>> begin

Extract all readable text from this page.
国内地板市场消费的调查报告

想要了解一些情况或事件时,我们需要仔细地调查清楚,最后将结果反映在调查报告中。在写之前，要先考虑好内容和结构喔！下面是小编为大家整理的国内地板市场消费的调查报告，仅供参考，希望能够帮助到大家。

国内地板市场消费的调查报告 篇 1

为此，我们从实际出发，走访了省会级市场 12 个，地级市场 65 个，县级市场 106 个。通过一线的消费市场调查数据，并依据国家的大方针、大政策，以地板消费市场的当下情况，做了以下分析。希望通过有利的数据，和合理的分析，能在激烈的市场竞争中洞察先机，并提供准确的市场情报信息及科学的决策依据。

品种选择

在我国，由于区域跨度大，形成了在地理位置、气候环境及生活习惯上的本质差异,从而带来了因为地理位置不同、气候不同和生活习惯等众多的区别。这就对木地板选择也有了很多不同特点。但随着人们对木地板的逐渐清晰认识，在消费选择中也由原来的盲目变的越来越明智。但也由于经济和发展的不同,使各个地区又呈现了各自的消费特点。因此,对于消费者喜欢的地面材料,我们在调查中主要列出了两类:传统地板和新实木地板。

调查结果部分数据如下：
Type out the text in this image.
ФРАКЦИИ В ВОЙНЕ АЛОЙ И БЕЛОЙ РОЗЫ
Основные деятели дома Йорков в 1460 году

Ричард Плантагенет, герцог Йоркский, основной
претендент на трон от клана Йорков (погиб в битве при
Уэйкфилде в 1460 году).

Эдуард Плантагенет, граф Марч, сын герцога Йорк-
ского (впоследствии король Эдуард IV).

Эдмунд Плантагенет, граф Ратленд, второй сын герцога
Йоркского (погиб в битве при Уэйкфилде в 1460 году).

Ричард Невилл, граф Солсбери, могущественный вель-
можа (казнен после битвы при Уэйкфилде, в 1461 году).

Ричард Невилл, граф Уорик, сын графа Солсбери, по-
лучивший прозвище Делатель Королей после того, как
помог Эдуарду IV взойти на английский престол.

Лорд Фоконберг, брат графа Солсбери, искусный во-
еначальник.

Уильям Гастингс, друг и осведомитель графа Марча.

>> end
>> begin

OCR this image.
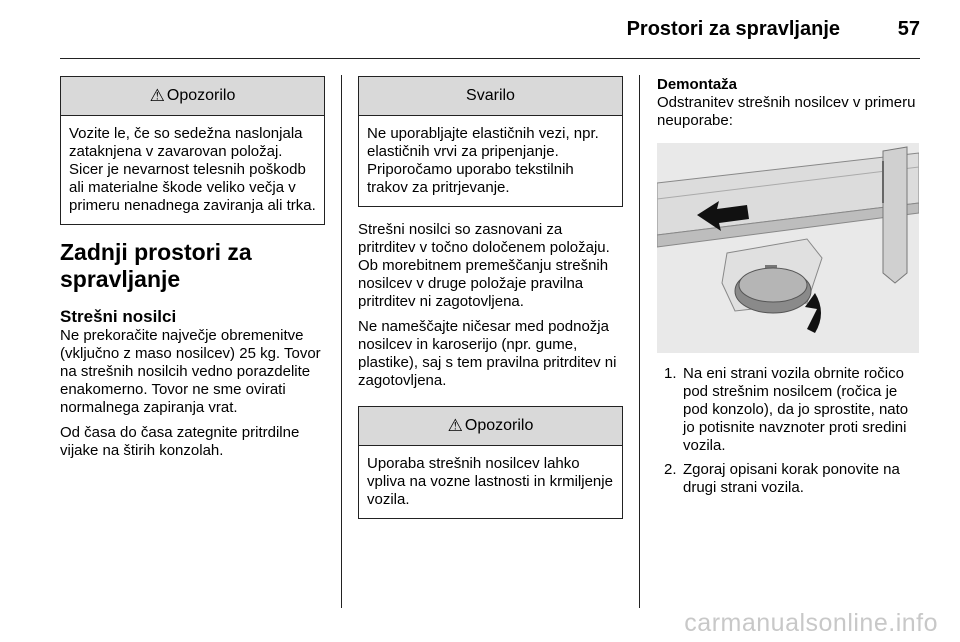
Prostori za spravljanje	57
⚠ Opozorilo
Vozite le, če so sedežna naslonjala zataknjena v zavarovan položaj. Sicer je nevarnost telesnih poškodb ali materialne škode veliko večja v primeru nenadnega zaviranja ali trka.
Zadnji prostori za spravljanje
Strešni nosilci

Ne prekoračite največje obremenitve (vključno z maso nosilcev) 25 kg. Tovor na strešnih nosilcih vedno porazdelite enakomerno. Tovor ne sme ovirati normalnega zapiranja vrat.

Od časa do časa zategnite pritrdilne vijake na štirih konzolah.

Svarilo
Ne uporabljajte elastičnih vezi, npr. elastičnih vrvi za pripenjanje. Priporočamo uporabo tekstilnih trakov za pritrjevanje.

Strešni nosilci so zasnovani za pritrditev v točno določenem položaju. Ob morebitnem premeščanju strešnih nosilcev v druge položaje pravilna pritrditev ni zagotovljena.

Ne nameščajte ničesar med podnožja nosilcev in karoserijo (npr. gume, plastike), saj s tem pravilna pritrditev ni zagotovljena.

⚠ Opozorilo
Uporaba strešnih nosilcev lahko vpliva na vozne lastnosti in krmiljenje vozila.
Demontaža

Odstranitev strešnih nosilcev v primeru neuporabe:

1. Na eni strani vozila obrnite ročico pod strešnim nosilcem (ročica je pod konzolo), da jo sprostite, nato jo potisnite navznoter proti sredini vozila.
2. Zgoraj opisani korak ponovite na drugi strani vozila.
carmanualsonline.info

>> end

## GIVEN PROBLEM
Report all lines of the data above that include the string "Невилл".

## EXPECTED ANSWER
Ричард Невилл, граф Солсбери, могущественный вель-
Ричард Невилл, граф Уорик, сын графа Солсбери, по-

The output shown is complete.